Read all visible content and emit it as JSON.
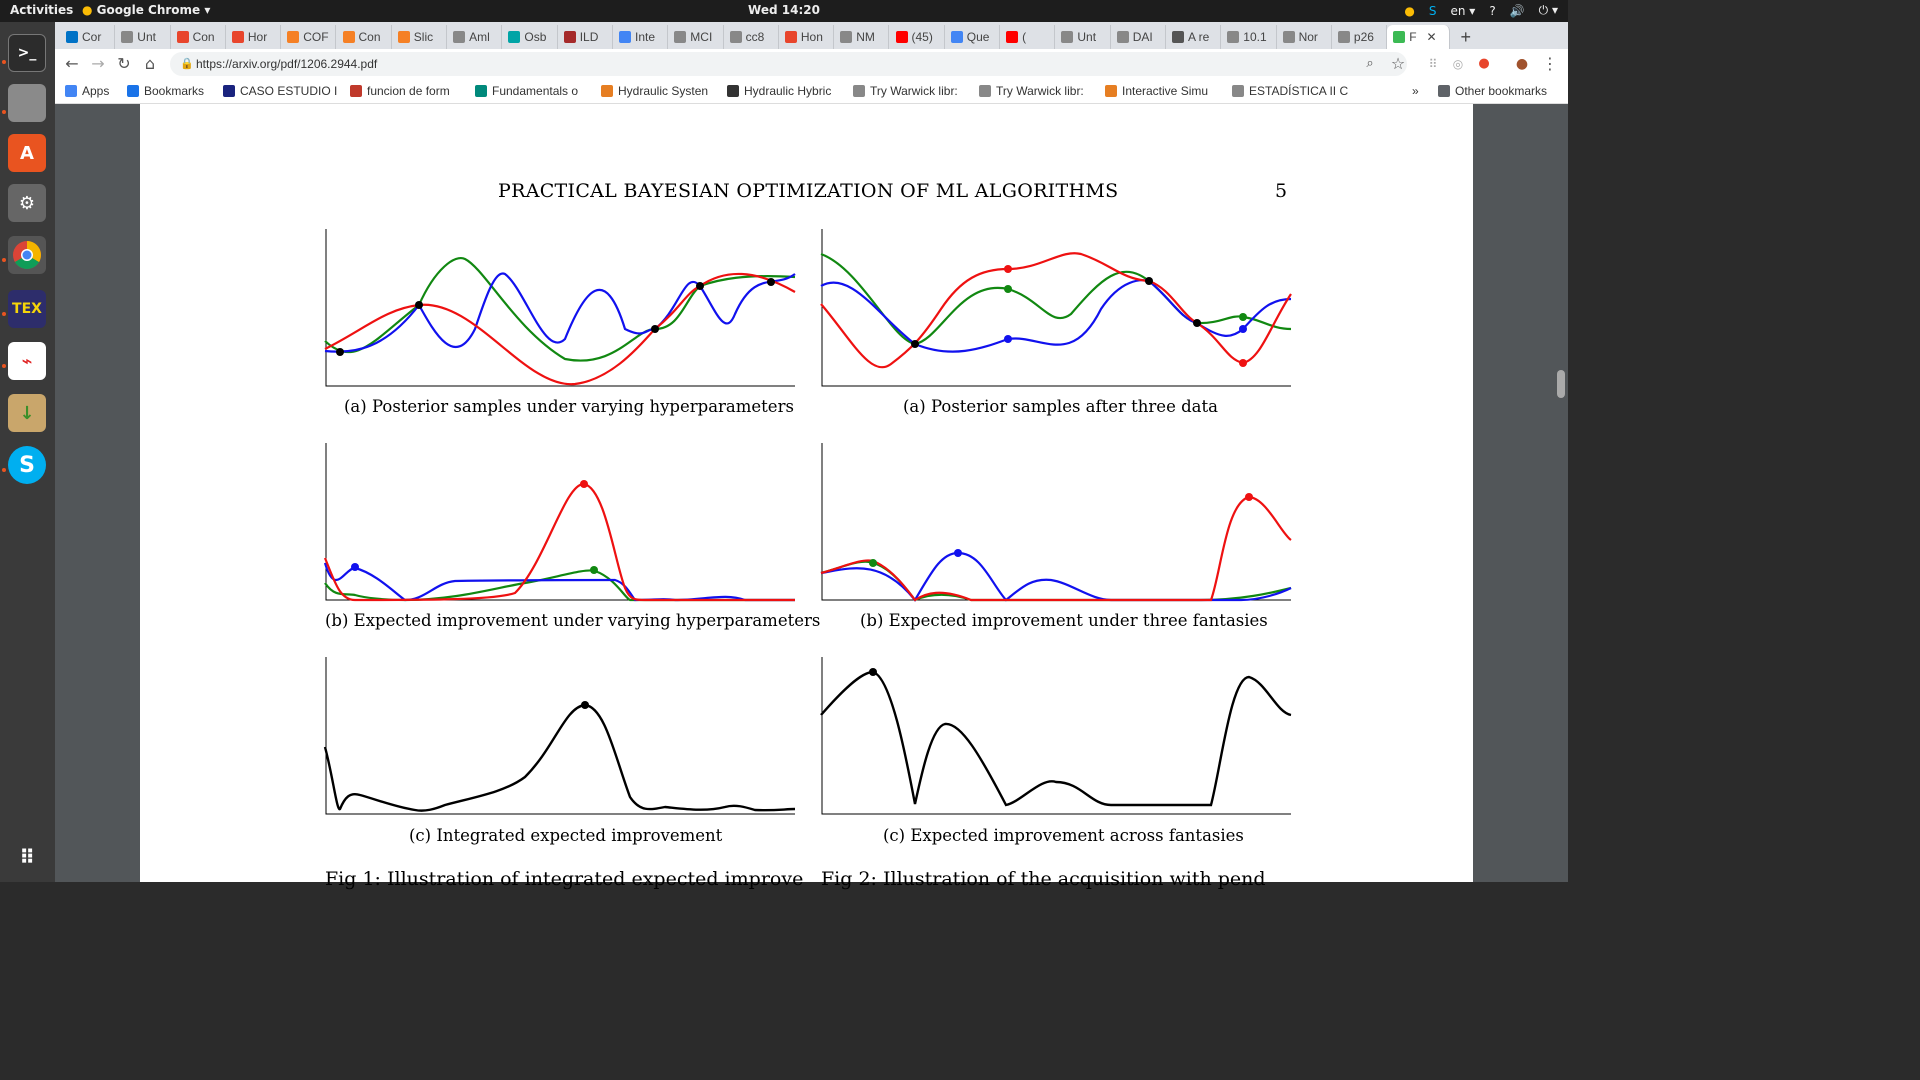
{
  "topbar": {
    "activities": "Activities",
    "app_name": "Google Chrome",
    "clock": "Wed 14:20",
    "lang": "en"
  },
  "dock": {
    "items": [
      "terminal-icon",
      "files-icon",
      "software-center-icon",
      "settings-icon",
      "chrome-icon",
      "texmaker-icon",
      "pdf-reader-icon",
      "archive-icon",
      "skype-icon",
      "app-grid-icon"
    ]
  },
  "browser": {
    "tabs": [
      {
        "label": "Cor",
        "color": "#0072c6"
      },
      {
        "label": "Unt",
        "color": "#888888"
      },
      {
        "label": "Con",
        "color": "#e8452c"
      },
      {
        "label": "Hor",
        "color": "#e8452c"
      },
      {
        "label": "COF",
        "color": "#f58025"
      },
      {
        "label": "Con",
        "color": "#f58025"
      },
      {
        "label": "Slic",
        "color": "#f58025"
      },
      {
        "label": "Aml",
        "color": "#888888"
      },
      {
        "label": "Osb",
        "color": "#00a4a6"
      },
      {
        "label": "ILD",
        "color": "#a52a2a"
      },
      {
        "label": "Inte",
        "color": "#4285f4"
      },
      {
        "label": "MCI",
        "color": "#888888"
      },
      {
        "label": "cc8",
        "color": "#888888"
      },
      {
        "label": "Hon",
        "color": "#e8452c"
      },
      {
        "label": "NM",
        "color": "#888888"
      },
      {
        "label": "(45)",
        "color": "#ff0000"
      },
      {
        "label": "Que",
        "color": "#4285f4"
      },
      {
        "label": "(",
        "color": "#ff0000"
      },
      {
        "label": "Unt",
        "color": "#888888"
      },
      {
        "label": "DAI",
        "color": "#888888"
      },
      {
        "label": "A re",
        "color": "#555555"
      },
      {
        "label": "10.1",
        "color": "#888888"
      },
      {
        "label": "Nor",
        "color": "#888888"
      },
      {
        "label": "p26",
        "color": "#888888"
      },
      {
        "label": "F",
        "color": "#3cba54"
      }
    ],
    "new_tab": "+",
    "url": "https://arxiv.org/pdf/1206.2944.pdf",
    "bookmarks": [
      {
        "label": "Apps",
        "color": "#4285f4"
      },
      {
        "label": "Bookmarks",
        "color": "#1a73e8"
      },
      {
        "label": "CASO ESTUDIO I",
        "color": "#1a237e"
      },
      {
        "label": "funcion de form",
        "color": "#c0392b"
      },
      {
        "label": "Fundamentals o",
        "color": "#00897b"
      },
      {
        "label": "Hydraulic Systen",
        "color": "#e67e22"
      },
      {
        "label": "Hydraulic Hybric",
        "color": "#333333"
      },
      {
        "label": "Try Warwick libr:",
        "color": "#888888"
      },
      {
        "label": "Try Warwick libr:",
        "color": "#888888"
      },
      {
        "label": "Interactive Simu",
        "color": "#e67e22"
      },
      {
        "label": "ESTADÍSTICA II C",
        "color": "#888888"
      }
    ],
    "more_bookmarks": "»",
    "other_bookmarks": "Other bookmarks"
  },
  "paper": {
    "running_head": "PRACTICAL BAYESIAN OPTIMIZATION OF ML ALGORITHMS",
    "page_number": "5",
    "captions": {
      "l1": "(a) Posterior samples under varying hyperparameters",
      "r1": "(a) Posterior samples after three data",
      "l2": "(b) Expected improvement under varying hyperparameters",
      "r2": "(b) Expected improvement under three fantasies",
      "l3": "(c) Integrated expected improvement",
      "r3": "(c) Expected improvement across fantasies"
    },
    "fig_captions": {
      "left": "Fig 1: Illustration of integrated expected improve",
      "right": "Fig 2: Illustration of the acquisition with pend"
    }
  },
  "colors": {
    "red": "#ee1111",
    "green": "#118811",
    "blue": "#1111ee",
    "black": "#000000"
  }
}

- WHAT IS NEEDED -
Pictures in the records above are not copied; print everything else exactly.

- ANSWER BELOW -
Read all visible content and emit it as JSON.
{
  "topbar": {
    "activities": "Activities",
    "app_name": "Google Chrome",
    "clock": "Wed 14:20",
    "lang": "en"
  },
  "dock": {
    "items": [
      "terminal-icon",
      "files-icon",
      "software-center-icon",
      "settings-icon",
      "chrome-icon",
      "texmaker-icon",
      "pdf-reader-icon",
      "archive-icon",
      "skype-icon",
      "app-grid-icon"
    ]
  },
  "browser": {
    "tabs": [
      {
        "label": "Cor",
        "color": "#0072c6"
      },
      {
        "label": "Unt",
        "color": "#888888"
      },
      {
        "label": "Con",
        "color": "#e8452c"
      },
      {
        "label": "Hor",
        "color": "#e8452c"
      },
      {
        "label": "COF",
        "color": "#f58025"
      },
      {
        "label": "Con",
        "color": "#f58025"
      },
      {
        "label": "Slic",
        "color": "#f58025"
      },
      {
        "label": "Aml",
        "color": "#888888"
      },
      {
        "label": "Osb",
        "color": "#00a4a6"
      },
      {
        "label": "ILD",
        "color": "#a52a2a"
      },
      {
        "label": "Inte",
        "color": "#4285f4"
      },
      {
        "label": "MCI",
        "color": "#888888"
      },
      {
        "label": "cc8",
        "color": "#888888"
      },
      {
        "label": "Hon",
        "color": "#e8452c"
      },
      {
        "label": "NM",
        "color": "#888888"
      },
      {
        "label": "(45)",
        "color": "#ff0000"
      },
      {
        "label": "Que",
        "color": "#4285f4"
      },
      {
        "label": "(",
        "color": "#ff0000"
      },
      {
        "label": "Unt",
        "color": "#888888"
      },
      {
        "label": "DAI",
        "color": "#888888"
      },
      {
        "label": "A re",
        "color": "#555555"
      },
      {
        "label": "10.1",
        "color": "#888888"
      },
      {
        "label": "Nor",
        "color": "#888888"
      },
      {
        "label": "p26",
        "color": "#888888"
      },
      {
        "label": "F",
        "color": "#3cba54"
      }
    ],
    "new_tab": "+",
    "url": "https://arxiv.org/pdf/1206.2944.pdf",
    "bookmarks": [
      {
        "label": "Apps",
        "color": "#4285f4"
      },
      {
        "label": "Bookmarks",
        "color": "#1a73e8"
      },
      {
        "label": "CASO ESTUDIO I",
        "color": "#1a237e"
      },
      {
        "label": "funcion de form",
        "color": "#c0392b"
      },
      {
        "label": "Fundamentals o",
        "color": "#00897b"
      },
      {
        "label": "Hydraulic Systen",
        "color": "#e67e22"
      },
      {
        "label": "Hydraulic Hybric",
        "color": "#333333"
      },
      {
        "label": "Try Warwick libr:",
        "color": "#888888"
      },
      {
        "label": "Try Warwick libr:",
        "color": "#888888"
      },
      {
        "label": "Interactive Simu",
        "color": "#e67e22"
      },
      {
        "label": "ESTADÍSTICA II C",
        "color": "#888888"
      }
    ],
    "more_bookmarks": "»",
    "other_bookmarks": "Other bookmarks"
  },
  "paper": {
    "running_head": "PRACTICAL BAYESIAN OPTIMIZATION OF ML ALGORITHMS",
    "page_number": "5",
    "captions": {
      "l1": "(a) Posterior samples under varying hyperparameters",
      "r1": "(a) Posterior samples after three data",
      "l2": "(b) Expected improvement under varying hyperparameters",
      "r2": "(b) Expected improvement under three fantasies",
      "l3": "(c) Integrated expected improvement",
      "r3": "(c) Expected improvement across fantasies"
    },
    "fig_captions": {
      "left": "Fig 1: Illustration of integrated expected improve",
      "right": "Fig 2: Illustration of the acquisition with pend"
    }
  },
  "colors": {
    "red": "#ee1111",
    "green": "#118811",
    "blue": "#1111ee",
    "black": "#000000"
  }
}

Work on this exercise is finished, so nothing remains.